**Problem to solve:** Copy the records set down below line for line, with no change, and leave the pictures out of your answer.

Visual layout records
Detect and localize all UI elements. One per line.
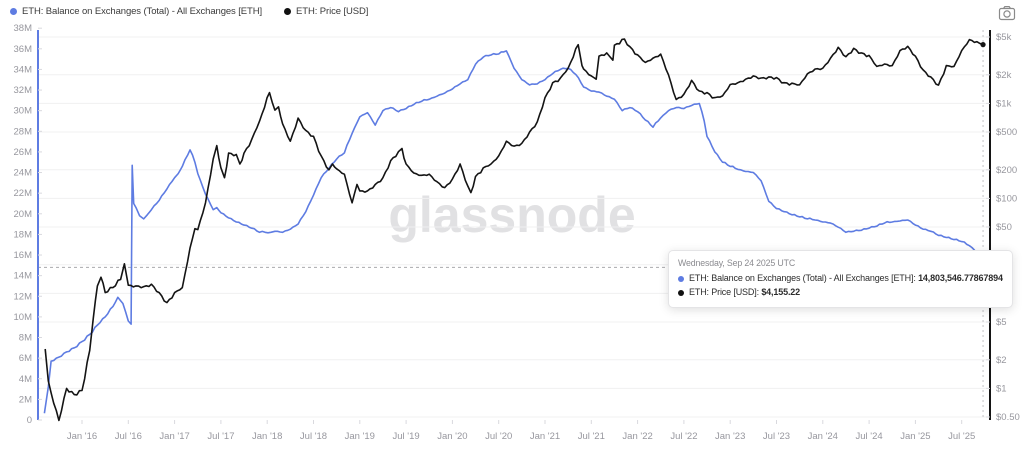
svg-text:Jan '19: Jan '19 [345,431,375,442]
balance-series-dot-icon [10,8,17,15]
svg-text:32M: 32M [14,85,33,96]
svg-text:$50: $50 [996,222,1012,233]
gridlines [38,36,990,418]
svg-text:Jul '22: Jul '22 [670,431,697,442]
svg-text:Jul '18: Jul '18 [300,431,327,442]
tooltip-row-price: ETH: Price [USD]: $4,155.22 [678,286,1003,300]
svg-text:Jan '18: Jan '18 [252,431,282,442]
svg-text:38M: 38M [14,23,33,34]
camera-icon[interactable] [998,5,1016,21]
svg-text:Jan '20: Jan '20 [437,431,467,442]
svg-text:Jan '21: Jan '21 [530,431,560,442]
svg-text:Jan '24: Jan '24 [808,431,838,442]
svg-text:Jan '16: Jan '16 [67,431,97,442]
tooltip-balance-label: ETH: Balance on Exchanges (Total) - All … [689,272,916,283]
svg-text:Jul '19: Jul '19 [393,431,420,442]
x-axis-labels: Jan '16 Jul '16 Jan '17 Jul '17 Jan '18 Jul '… [67,420,975,442]
price-series-line [44,38,984,422]
svg-text:4M: 4M [19,374,32,385]
svg-text:36M: 36M [14,44,33,55]
svg-text:20M: 20M [14,209,33,220]
svg-text:14M: 14M [14,271,33,282]
price-series-dot-icon [678,289,684,296]
svg-text:34M: 34M [14,64,33,75]
tooltip-price-label: ETH: Price [USD]: [689,286,759,297]
svg-text:$100: $100 [996,193,1017,204]
legend-item-price-label: ETH: Price [USD] [296,6,369,17]
legend-item-balance-label: ETH: Balance on Exchanges (Total) - All … [22,6,263,17]
svg-text:$200: $200 [996,165,1017,176]
price-series-dot-icon [284,8,292,15]
svg-text:10M: 10M [14,312,33,323]
tooltip-date: Wednesday, Sep 24 2025 UTC [678,258,796,268]
svg-text:26M: 26M [14,147,33,158]
svg-text:Jul '25: Jul '25 [948,431,975,442]
svg-text:$5k: $5k [996,32,1012,43]
svg-text:Jul '21: Jul '21 [578,431,605,442]
svg-text:Jan '17: Jan '17 [159,431,189,442]
right-axis-labels: $5k$2k$1k$500$200$100$50$20$10$5$2$1$0.5… [986,32,1020,423]
tooltip-balance-value: 14,803,546.77867894 [918,272,1003,283]
chart-tooltip: Wednesday, Sep 24 2025 UTC ETH: Balance … [668,250,1013,308]
svg-text:16M: 16M [14,250,33,261]
tooltip-price-value: $4,155.22 [761,286,801,297]
legend-item-balance[interactable]: ETH: Balance on Exchanges (Total) - All … [10,6,262,17]
chart-legend: ETH: Balance on Exchanges (Total) - All … [10,6,368,17]
svg-text:28M: 28M [14,126,33,137]
svg-text:12M: 12M [14,291,33,302]
svg-text:8M: 8M [19,333,32,344]
tooltip-row-balance: ETH: Balance on Exchanges (Total) - All … [678,272,1003,286]
svg-text:$2k: $2k [996,70,1012,81]
svg-text:6M: 6M [19,353,32,364]
svg-text:$1k: $1k [996,98,1012,109]
svg-text:$1: $1 [996,383,1007,394]
balance-series-line [43,50,984,414]
svg-text:Jul '20: Jul '20 [485,431,512,442]
svg-text:30M: 30M [14,106,33,117]
svg-text:Jan '25: Jan '25 [900,431,930,442]
price-last-point-marker [980,42,986,48]
glassnode-watermark: glassnode [388,187,636,243]
svg-text:Jul '17: Jul '17 [207,431,234,442]
svg-text:0: 0 [27,415,32,426]
left-axis-labels: 38M 36M 34M 32M 30M 28M 26M 24M 22M 20M 18M 16M 14M 1… [14,23,42,426]
svg-text:18M: 18M [14,229,33,240]
svg-text:Jul '16: Jul '16 [115,431,142,442]
svg-text:Jul '23: Jul '23 [763,431,790,442]
svg-text:24M: 24M [14,168,33,179]
svg-text:$0.50: $0.50 [996,412,1020,423]
svg-text:Jan '23: Jan '23 [715,431,745,442]
svg-text:$2: $2 [996,355,1007,366]
legend-item-price[interactable]: ETH: Price [USD] [284,6,368,17]
svg-text:$500: $500 [996,127,1017,138]
svg-text:Jan '22: Jan '22 [622,431,652,442]
svg-text:Jul '24: Jul '24 [856,431,883,442]
balance-series-dot-icon [678,275,684,282]
svg-text:22M: 22M [14,188,33,199]
svg-text:$5: $5 [996,317,1007,328]
svg-text:2M: 2M [19,394,32,405]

**Answer below:**
Detect and localize all UI elements. One per line.
svg-text:Jan '19: Jan '19 [345,431,375,442]
balance-series-dot-icon [10,8,17,15]
svg-text:32M: 32M [14,85,33,96]
svg-text:$50: $50 [996,222,1012,233]
gridlines [38,36,990,418]
svg-text:Jul '22: Jul '22 [670,431,697,442]
svg-text:Jul '18: Jul '18 [300,431,327,442]
tooltip-row-price: ETH: Price [USD]: $4,155.22 [678,286,1003,300]
svg-text:Jan '18: Jan '18 [252,431,282,442]
svg-text:38M: 38M [14,23,33,34]
camera-icon[interactable] [998,5,1016,21]
svg-text:Jan '20: Jan '20 [437,431,467,442]
svg-text:Jan '21: Jan '21 [530,431,560,442]
svg-text:Jan '24: Jan '24 [808,431,838,442]
svg-text:Jan '16: Jan '16 [67,431,97,442]
tooltip-balance-label: ETH: Balance on Exchanges (Total) - All … [689,272,916,283]
svg-text:Jul '19: Jul '19 [393,431,420,442]
x-axis-labels: Jan '16 Jul '16 Jan '17 Jul '17 Jan '18 Jul '… [67,420,975,442]
price-series-line [44,38,984,422]
svg-text:4M: 4M [19,374,32,385]
svg-text:36M: 36M [14,44,33,55]
svg-text:20M: 20M [14,209,33,220]
svg-text:14M: 14M [14,271,33,282]
price-series-dot-icon [678,289,684,296]
svg-text:34M: 34M [14,64,33,75]
tooltip-price-label: ETH: Price [USD]: [689,286,759,297]
svg-text:$100: $100 [996,193,1017,204]
legend-item-price-label: ETH: Price [USD] [296,6,369,17]
legend-item-balance-label: ETH: Balance on Exchanges (Total) - All … [22,6,263,17]
svg-text:$200: $200 [996,165,1017,176]
price-series-dot-icon [284,8,292,15]
svg-text:10M: 10M [14,312,33,323]
tooltip-date: Wednesday, Sep 24 2025 UTC [678,258,796,268]
svg-text:26M: 26M [14,147,33,158]
svg-text:Jul '25: Jul '25 [948,431,975,442]
svg-text:$5k: $5k [996,32,1012,43]
svg-text:Jul '21: Jul '21 [578,431,605,442]
svg-text:Jan '17: Jan '17 [159,431,189,442]
right-axis-labels: $5k$2k$1k$500$200$100$50$20$10$5$2$1$0.5… [986,32,1020,423]
tooltip-balance-value: 14,803,546.77867894 [918,272,1003,283]
chart-tooltip: Wednesday, Sep 24 2025 UTC ETH: Balance … [668,250,1013,308]
svg-text:16M: 16M [14,250,33,261]
tooltip-price-value: $4,155.22 [761,286,801,297]
legend-item-balance[interactable]: ETH: Balance on Exchanges (Total) - All … [10,6,262,17]
chart-legend: ETH: Balance on Exchanges (Total) - All … [10,6,368,17]
svg-text:28M: 28M [14,126,33,137]
svg-text:12M: 12M [14,291,33,302]
svg-text:8M: 8M [19,333,32,344]
tooltip-row-balance: ETH: Balance on Exchanges (Total) - All … [678,272,1003,286]
svg-text:$2k: $2k [996,70,1012,81]
svg-text:6M: 6M [19,353,32,364]
svg-text:$1k: $1k [996,98,1012,109]
svg-text:$1: $1 [996,383,1007,394]
balance-series-line [43,50,984,414]
svg-text:Jul '20: Jul '20 [485,431,512,442]
svg-text:30M: 30M [14,106,33,117]
svg-text:Jan '25: Jan '25 [900,431,930,442]
price-last-point-marker [980,42,986,48]
glassnode-watermark: glassnode [388,187,636,243]
svg-text:Jul '17: Jul '17 [207,431,234,442]
svg-text:0: 0 [27,415,32,426]
left-axis-labels: 38M 36M 34M 32M 30M 28M 26M 24M 22M 20M 18M 16M 14M 1… [14,23,42,426]
svg-text:18M: 18M [14,229,33,240]
svg-text:Jul '16: Jul '16 [115,431,142,442]
svg-text:Jul '23: Jul '23 [763,431,790,442]
svg-text:24M: 24M [14,168,33,179]
svg-text:$0.50: $0.50 [996,412,1020,423]
svg-text:Jan '23: Jan '23 [715,431,745,442]
svg-text:$2: $2 [996,355,1007,366]
legend-item-price[interactable]: ETH: Price [USD] [284,6,368,17]
svg-text:$500: $500 [996,127,1017,138]
svg-text:Jan '22: Jan '22 [622,431,652,442]
svg-text:Jul '24: Jul '24 [856,431,883,442]
balance-series-dot-icon [678,275,684,282]
svg-text:22M: 22M [14,188,33,199]
svg-text:$5: $5 [996,317,1007,328]
svg-text:2M: 2M [19,394,32,405]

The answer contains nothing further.